-- START --

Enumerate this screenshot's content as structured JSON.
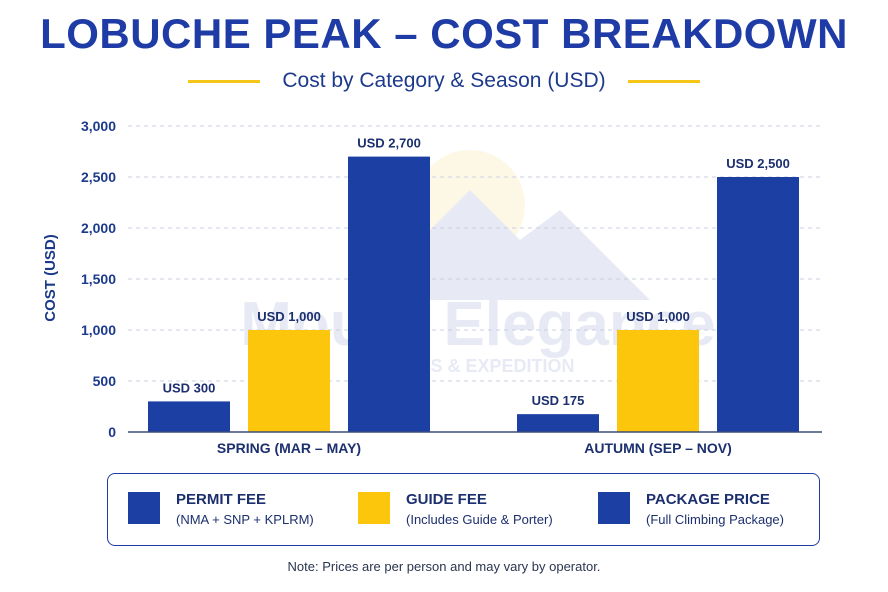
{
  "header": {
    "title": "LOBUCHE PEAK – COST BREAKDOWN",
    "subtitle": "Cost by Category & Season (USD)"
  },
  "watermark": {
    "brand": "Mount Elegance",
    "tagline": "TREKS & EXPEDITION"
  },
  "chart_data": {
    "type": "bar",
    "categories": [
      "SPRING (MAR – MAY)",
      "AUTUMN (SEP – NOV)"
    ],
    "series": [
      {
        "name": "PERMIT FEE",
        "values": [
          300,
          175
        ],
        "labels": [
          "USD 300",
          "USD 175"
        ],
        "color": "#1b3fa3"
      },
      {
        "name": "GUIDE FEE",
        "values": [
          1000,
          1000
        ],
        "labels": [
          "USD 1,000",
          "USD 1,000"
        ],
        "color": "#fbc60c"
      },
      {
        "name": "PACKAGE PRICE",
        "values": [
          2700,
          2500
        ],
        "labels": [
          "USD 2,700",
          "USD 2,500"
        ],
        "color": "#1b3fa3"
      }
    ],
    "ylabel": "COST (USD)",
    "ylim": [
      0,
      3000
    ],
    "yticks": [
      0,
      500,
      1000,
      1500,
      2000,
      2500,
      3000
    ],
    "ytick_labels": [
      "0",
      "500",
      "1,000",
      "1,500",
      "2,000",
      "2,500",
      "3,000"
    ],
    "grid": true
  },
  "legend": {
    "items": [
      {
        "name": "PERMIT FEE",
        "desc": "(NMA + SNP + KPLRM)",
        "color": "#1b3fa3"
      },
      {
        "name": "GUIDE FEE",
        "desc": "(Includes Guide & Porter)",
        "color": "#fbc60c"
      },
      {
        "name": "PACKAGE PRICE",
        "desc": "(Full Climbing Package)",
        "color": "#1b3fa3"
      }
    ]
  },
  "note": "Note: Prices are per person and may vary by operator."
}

-- END --
-- START --

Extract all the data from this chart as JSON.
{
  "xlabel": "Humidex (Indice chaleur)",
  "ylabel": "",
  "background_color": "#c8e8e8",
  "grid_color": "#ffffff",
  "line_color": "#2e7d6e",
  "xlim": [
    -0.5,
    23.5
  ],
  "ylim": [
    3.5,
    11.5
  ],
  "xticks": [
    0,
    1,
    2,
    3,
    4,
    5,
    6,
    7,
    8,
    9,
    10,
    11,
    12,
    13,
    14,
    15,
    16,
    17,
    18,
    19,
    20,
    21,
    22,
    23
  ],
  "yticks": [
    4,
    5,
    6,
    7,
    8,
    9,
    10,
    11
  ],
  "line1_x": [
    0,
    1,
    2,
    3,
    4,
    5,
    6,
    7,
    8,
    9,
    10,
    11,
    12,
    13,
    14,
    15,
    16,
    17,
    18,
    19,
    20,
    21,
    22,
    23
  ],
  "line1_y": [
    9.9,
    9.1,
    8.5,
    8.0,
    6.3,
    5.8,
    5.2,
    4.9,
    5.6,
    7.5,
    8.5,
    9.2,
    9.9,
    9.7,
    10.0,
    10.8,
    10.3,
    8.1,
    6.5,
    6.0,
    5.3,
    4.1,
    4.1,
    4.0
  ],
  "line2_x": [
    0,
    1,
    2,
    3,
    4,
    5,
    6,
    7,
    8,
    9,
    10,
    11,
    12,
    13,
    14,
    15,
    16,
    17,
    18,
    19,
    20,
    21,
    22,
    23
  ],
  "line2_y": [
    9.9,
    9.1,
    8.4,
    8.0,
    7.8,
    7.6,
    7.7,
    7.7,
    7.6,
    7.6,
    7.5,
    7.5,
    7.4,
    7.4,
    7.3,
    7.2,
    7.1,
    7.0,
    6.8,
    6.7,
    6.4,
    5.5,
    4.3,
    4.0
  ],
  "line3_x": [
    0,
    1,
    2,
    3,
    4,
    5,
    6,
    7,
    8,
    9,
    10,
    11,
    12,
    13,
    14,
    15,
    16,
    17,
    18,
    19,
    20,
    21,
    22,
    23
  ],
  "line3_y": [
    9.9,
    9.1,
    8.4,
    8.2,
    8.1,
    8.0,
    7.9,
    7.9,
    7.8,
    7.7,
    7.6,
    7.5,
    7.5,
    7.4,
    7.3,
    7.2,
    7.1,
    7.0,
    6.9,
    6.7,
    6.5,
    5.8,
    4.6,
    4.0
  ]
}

-- END --

Work to complete: Extract every line containing the string "this" from the data above.

Task result:
Enumerate this screenshot's content as structured JSON.
Extract all the data from this chart as JSON.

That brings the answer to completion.